What needs to be done: Every line holding the word "Heat" counts once. Give the total, nothing more.

Figure record listings:
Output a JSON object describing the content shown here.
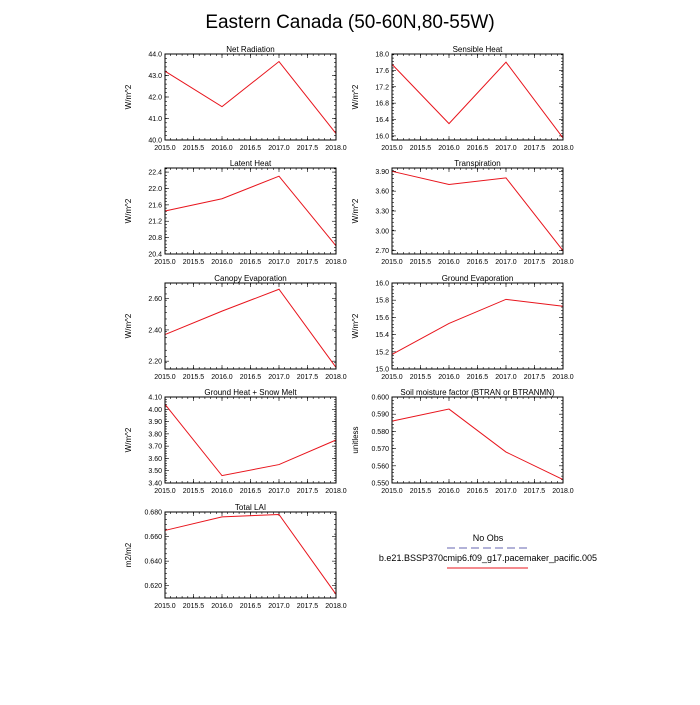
{
  "figure": {
    "title": "Eastern Canada (50-60N,80-55W)",
    "series_color": "#e8141c",
    "obs_color": "#9999cc"
  },
  "legend": {
    "obs_label": "No Obs",
    "model_label": "b.e21.BSSP370cmip6.f09_g17.pacemaker_pacific.005"
  },
  "chart_data": [
    {
      "type": "line",
      "title": "Net Radiation",
      "xlabel": "",
      "ylabel": "W/m^2",
      "x": [
        2015,
        2016,
        2017,
        2018
      ],
      "series": [
        {
          "name": "b.e21.BSSP370cmip6.f09_g17.pacemaker_pacific.005",
          "values": [
            43.2,
            41.55,
            43.65,
            40.3
          ]
        }
      ],
      "xlim": [
        2015,
        2018
      ],
      "ylim": [
        40.0,
        44.0
      ],
      "xticks": [
        "2015.0",
        "2015.5",
        "2016.0",
        "2016.5",
        "2017.0",
        "2017.5",
        "2018.0"
      ],
      "yticks": [
        "40.0",
        "41.0",
        "42.0",
        "43.0",
        "44.0"
      ]
    },
    {
      "type": "line",
      "title": "Sensible Heat",
      "xlabel": "",
      "ylabel": "W/m^2",
      "x": [
        2015,
        2016,
        2017,
        2018
      ],
      "series": [
        {
          "name": "b.e21.BSSP370cmip6.f09_g17.pacemaker_pacific.005",
          "values": [
            17.75,
            16.3,
            17.8,
            15.95
          ]
        }
      ],
      "xlim": [
        2015,
        2018
      ],
      "ylim": [
        15.9,
        18.0
      ],
      "xticks": [
        "2015.0",
        "2015.5",
        "2016.0",
        "2016.5",
        "2017.0",
        "2017.5",
        "2018.0"
      ],
      "yticks": [
        "16.0",
        "16.4",
        "16.8",
        "17.2",
        "17.6",
        "18.0"
      ]
    },
    {
      "type": "line",
      "title": "Latent Heat",
      "xlabel": "",
      "ylabel": "W/m^2",
      "x": [
        2015,
        2016,
        2017,
        2018
      ],
      "series": [
        {
          "name": "b.e21.BSSP370cmip6.f09_g17.pacemaker_pacific.005",
          "values": [
            21.45,
            21.75,
            22.3,
            20.6
          ]
        }
      ],
      "xlim": [
        2015,
        2018
      ],
      "ylim": [
        20.4,
        22.5
      ],
      "xticks": [
        "2015.0",
        "2015.5",
        "2016.0",
        "2016.5",
        "2017.0",
        "2017.5",
        "2018.0"
      ],
      "yticks": [
        "20.4",
        "20.8",
        "21.2",
        "21.6",
        "22.0",
        "22.4"
      ]
    },
    {
      "type": "line",
      "title": "Transpiration",
      "xlabel": "",
      "ylabel": "W/m^2",
      "x": [
        2015,
        2016,
        2017,
        2018
      ],
      "series": [
        {
          "name": "b.e21.BSSP370cmip6.f09_g17.pacemaker_pacific.005",
          "values": [
            3.9,
            3.7,
            3.8,
            2.7
          ]
        }
      ],
      "xlim": [
        2015,
        2018
      ],
      "ylim": [
        2.65,
        3.95
      ],
      "xticks": [
        "2015.0",
        "2015.5",
        "2016.0",
        "2016.5",
        "2017.0",
        "2017.5",
        "2018.0"
      ],
      "yticks": [
        "2.70",
        "3.00",
        "3.30",
        "3.60",
        "3.90"
      ]
    },
    {
      "type": "line",
      "title": "Canopy Evaporation",
      "xlabel": "",
      "ylabel": "W/m^2",
      "x": [
        2015,
        2016,
        2017,
        2018
      ],
      "series": [
        {
          "name": "b.e21.BSSP370cmip6.f09_g17.pacemaker_pacific.005",
          "values": [
            2.37,
            2.52,
            2.66,
            2.16
          ]
        }
      ],
      "xlim": [
        2015,
        2018
      ],
      "ylim": [
        2.15,
        2.7
      ],
      "xticks": [
        "2015.0",
        "2015.5",
        "2016.0",
        "2016.5",
        "2017.0",
        "2017.5",
        "2018.0"
      ],
      "yticks": [
        "2.20",
        "2.40",
        "2.60"
      ]
    },
    {
      "type": "line",
      "title": "Ground Evaporation",
      "xlabel": "",
      "ylabel": "W/m^2",
      "x": [
        2015,
        2016,
        2017,
        2018
      ],
      "series": [
        {
          "name": "b.e21.BSSP370cmip6.f09_g17.pacemaker_pacific.005",
          "values": [
            15.17,
            15.53,
            15.81,
            15.73
          ]
        }
      ],
      "xlim": [
        2015,
        2018
      ],
      "ylim": [
        15.0,
        16.0
      ],
      "xticks": [
        "2015.0",
        "2015.5",
        "2016.0",
        "2016.5",
        "2017.0",
        "2017.5",
        "2018.0"
      ],
      "yticks": [
        "15.0",
        "15.2",
        "15.4",
        "15.6",
        "15.8",
        "16.0"
      ]
    },
    {
      "type": "line",
      "title": "Ground Heat + Snow Melt",
      "xlabel": "",
      "ylabel": "W/m^2",
      "x": [
        2015,
        2016,
        2017,
        2018
      ],
      "series": [
        {
          "name": "b.e21.BSSP370cmip6.f09_g17.pacemaker_pacific.005",
          "values": [
            4.04,
            3.46,
            3.55,
            3.75
          ]
        }
      ],
      "xlim": [
        2015,
        2018
      ],
      "ylim": [
        3.4,
        4.1
      ],
      "xticks": [
        "2015.0",
        "2015.5",
        "2016.0",
        "2016.5",
        "2017.0",
        "2017.5",
        "2018.0"
      ],
      "yticks": [
        "3.40",
        "3.50",
        "3.60",
        "3.70",
        "3.80",
        "3.90",
        "4.00",
        "4.10"
      ]
    },
    {
      "type": "line",
      "title": "Soil moisture factor (BTRAN or BTRANMN)",
      "xlabel": "",
      "ylabel": "unitless",
      "x": [
        2015,
        2016,
        2017,
        2018
      ],
      "series": [
        {
          "name": "b.e21.BSSP370cmip6.f09_g17.pacemaker_pacific.005",
          "values": [
            0.586,
            0.593,
            0.568,
            0.552
          ]
        }
      ],
      "xlim": [
        2015,
        2018
      ],
      "ylim": [
        0.55,
        0.6
      ],
      "xticks": [
        "2015.0",
        "2015.5",
        "2016.0",
        "2016.5",
        "2017.0",
        "2017.5",
        "2018.0"
      ],
      "yticks": [
        "0.550",
        "0.560",
        "0.570",
        "0.580",
        "0.590",
        "0.600"
      ]
    },
    {
      "type": "line",
      "title": "Total LAI",
      "xlabel": "",
      "ylabel": "m2/m2",
      "x": [
        2015,
        2016,
        2017,
        2018
      ],
      "series": [
        {
          "name": "b.e21.BSSP370cmip6.f09_g17.pacemaker_pacific.005",
          "values": [
            0.665,
            0.676,
            0.678,
            0.613
          ]
        }
      ],
      "xlim": [
        2015,
        2018
      ],
      "ylim": [
        0.61,
        0.68
      ],
      "xticks": [
        "2015.0",
        "2015.5",
        "2016.0",
        "2016.5",
        "2017.0",
        "2017.5",
        "2018.0"
      ],
      "yticks": [
        "0.620",
        "0.640",
        "0.660",
        "0.680"
      ]
    }
  ]
}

Expected output: 3